— 阅读材料 —
去年纳入医保的17种靶向药里,其中有两种是针对ALK突变的非小细胞肺癌,医保谈判后的价格也分别高达每瓶(盒)1.5万和3万元。整个疗程下来,医保需要为一名患者至少支付150万元。
这就像天平的两端,一端是一个年轻人最后的7年半生命,一端是可以拯救更多人的150万元医保基金,如何判断哪一端更重?
或许没有人能帮别人作出判断。何明经常看到“花那么多钱看癌症,不如在旅途中走完自己的最后一程”这种看似“美好”的建议。
他曾接诊过一个患者,在得知自己癌症晚期后,毅然决定放弃治疗,开始旅行,打算“走”在路上。
两个月后,何明又在诊室见到了这位患者。肿瘤骨转移的疼痛摧毁了他的所有信念,他双眼充满惊恐,请求医生想办法救他。
“作为医生,我要把所有可行的治疗方案告诉患者,让他自己选择。”何明说,“只有患者才能为自己作出决定,而不是其他任何人。”
辅助用药该不该“辅助”
对一些地方医保基金来说,在蛋糕暂时不能做大的情况下,重新整理盘子成了最优的解决方案。

— 所给条目 —
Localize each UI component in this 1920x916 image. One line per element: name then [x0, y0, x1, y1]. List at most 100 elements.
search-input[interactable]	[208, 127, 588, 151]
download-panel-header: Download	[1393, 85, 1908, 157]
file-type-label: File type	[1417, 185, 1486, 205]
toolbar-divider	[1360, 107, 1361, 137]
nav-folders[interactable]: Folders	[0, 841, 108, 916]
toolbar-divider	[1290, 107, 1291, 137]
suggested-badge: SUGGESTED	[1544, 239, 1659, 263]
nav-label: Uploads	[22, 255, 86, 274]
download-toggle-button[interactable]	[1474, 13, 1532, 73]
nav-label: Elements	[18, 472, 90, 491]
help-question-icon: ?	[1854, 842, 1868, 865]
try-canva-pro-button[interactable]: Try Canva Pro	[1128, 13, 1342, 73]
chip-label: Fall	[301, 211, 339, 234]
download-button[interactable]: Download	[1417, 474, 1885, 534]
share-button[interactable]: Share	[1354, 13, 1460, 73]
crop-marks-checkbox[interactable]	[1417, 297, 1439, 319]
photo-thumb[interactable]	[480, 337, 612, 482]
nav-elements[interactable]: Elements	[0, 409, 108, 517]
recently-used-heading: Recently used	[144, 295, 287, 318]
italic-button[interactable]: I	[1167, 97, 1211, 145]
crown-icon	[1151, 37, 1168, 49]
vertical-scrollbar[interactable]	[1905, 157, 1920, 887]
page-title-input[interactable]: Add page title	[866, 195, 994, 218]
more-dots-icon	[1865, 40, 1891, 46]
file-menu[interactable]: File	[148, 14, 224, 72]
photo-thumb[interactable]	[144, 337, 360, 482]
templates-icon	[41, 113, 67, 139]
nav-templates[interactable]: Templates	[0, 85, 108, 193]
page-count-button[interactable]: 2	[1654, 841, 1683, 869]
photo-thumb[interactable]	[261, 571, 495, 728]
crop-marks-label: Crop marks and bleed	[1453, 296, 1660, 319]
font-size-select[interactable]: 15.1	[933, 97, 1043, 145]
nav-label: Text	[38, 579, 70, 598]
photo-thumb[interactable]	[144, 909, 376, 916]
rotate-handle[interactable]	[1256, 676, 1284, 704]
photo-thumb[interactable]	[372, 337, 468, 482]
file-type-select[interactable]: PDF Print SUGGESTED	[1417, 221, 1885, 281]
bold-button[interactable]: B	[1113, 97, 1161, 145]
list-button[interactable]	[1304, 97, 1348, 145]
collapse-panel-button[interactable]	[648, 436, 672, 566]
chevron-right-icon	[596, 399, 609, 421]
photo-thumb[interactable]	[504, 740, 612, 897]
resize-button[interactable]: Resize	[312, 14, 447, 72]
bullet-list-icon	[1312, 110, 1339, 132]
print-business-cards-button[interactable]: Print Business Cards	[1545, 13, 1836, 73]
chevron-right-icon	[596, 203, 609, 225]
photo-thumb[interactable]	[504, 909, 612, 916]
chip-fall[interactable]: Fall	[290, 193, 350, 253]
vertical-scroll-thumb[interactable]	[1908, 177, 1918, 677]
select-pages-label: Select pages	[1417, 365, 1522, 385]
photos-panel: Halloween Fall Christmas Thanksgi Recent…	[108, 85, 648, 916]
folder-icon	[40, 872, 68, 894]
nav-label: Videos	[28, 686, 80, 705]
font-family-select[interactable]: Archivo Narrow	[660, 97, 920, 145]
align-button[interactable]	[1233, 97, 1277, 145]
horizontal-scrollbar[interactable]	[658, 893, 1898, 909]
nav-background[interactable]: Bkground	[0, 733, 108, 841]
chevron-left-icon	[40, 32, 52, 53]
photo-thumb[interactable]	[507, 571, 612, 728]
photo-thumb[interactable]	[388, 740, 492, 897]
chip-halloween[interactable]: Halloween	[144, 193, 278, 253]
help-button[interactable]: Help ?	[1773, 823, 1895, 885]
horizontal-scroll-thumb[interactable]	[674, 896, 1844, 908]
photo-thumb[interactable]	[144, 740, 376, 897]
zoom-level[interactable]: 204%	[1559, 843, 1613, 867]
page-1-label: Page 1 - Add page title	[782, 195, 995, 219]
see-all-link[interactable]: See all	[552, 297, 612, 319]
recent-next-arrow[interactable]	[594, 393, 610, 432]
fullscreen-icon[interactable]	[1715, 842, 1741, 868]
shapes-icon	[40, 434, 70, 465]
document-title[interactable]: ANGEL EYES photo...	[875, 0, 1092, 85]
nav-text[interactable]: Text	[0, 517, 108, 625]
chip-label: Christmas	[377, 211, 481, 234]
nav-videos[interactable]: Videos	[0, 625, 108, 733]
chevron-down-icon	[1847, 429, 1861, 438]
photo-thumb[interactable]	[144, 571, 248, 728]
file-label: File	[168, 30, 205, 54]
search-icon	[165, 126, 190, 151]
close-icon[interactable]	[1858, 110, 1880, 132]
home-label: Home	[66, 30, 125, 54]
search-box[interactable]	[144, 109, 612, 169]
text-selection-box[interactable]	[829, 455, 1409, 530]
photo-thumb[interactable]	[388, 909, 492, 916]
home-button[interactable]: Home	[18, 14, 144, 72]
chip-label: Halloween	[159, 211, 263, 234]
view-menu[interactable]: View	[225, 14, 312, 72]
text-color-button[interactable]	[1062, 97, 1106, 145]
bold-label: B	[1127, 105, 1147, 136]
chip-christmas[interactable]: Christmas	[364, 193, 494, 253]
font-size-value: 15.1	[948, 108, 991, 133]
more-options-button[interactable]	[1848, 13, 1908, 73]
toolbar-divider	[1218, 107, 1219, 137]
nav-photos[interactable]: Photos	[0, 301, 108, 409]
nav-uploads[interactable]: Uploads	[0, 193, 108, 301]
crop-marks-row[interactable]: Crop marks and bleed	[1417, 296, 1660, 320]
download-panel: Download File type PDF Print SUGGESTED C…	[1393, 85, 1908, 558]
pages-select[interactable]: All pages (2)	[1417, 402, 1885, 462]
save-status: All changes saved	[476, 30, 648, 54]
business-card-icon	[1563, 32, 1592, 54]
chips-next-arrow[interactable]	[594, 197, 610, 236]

— 任务要求 A —
请把阅读材料中从含有“这就像天平的两端,一端是一个”的那句起、到“整理盘子成了最优的解决方案。”为止的文字原样再写一遍。
— 任务要求 B —
判断以下三项说法是否与阅读材料相符,每项答“是”或“否”,并照录阅读材料中起决定作用的原话:(i)去年纳入医保的17种靶向药中,有两种针对ALK突变的非小细胞肺癌;(ii)那位放弃治疗去旅行的患者此后再也没有回到诊室;(iii)何明认为应由医生替患者作出治疗决定。

— 输出结果 A —
这就像天平的两端,一端是一个年轻人最后的7年半生命,一端是可以拯救更多人的150万元医保基金,如何判断哪一端更重?
或许没有人能帮别人作出判断。何明经常看到“花那么多钱看癌症,不如在旅途中走完自己的最后一程”这种看似“美好”的建议。
他曾接诊过一个患者,在得知自己癌症晚期后,毅然决定放弃治疗,开始旅行,打算“走”在路上。
两个月后,何明又在诊室见到了这位患者。肿瘤骨转移的疼痛摧毁了他的所有信念,他双眼充满惊恐,请求医生想办法救他。
“作为医生,我要把所有可行的治疗方案告诉患者,让他自己选择。”何明说,“只有患者才能为自己作出决定,而不是其他任何人。”
辅助用药该不该“辅助”
对一些地方医保基金来说,在蛋糕暂时不能做大的情况下,重新整理盘子成了最优的解决方案。

— 输出结果 B —
(i)是。“去年纳入医保的17种靶向药里,其中有两种是针对ALK突变的非小细胞肺癌”
(ii)否。“两个月后,何明又在诊室见到了这位患者。”
(iii)否。“只有患者才能为自己作出决定,而不是其他任何人。”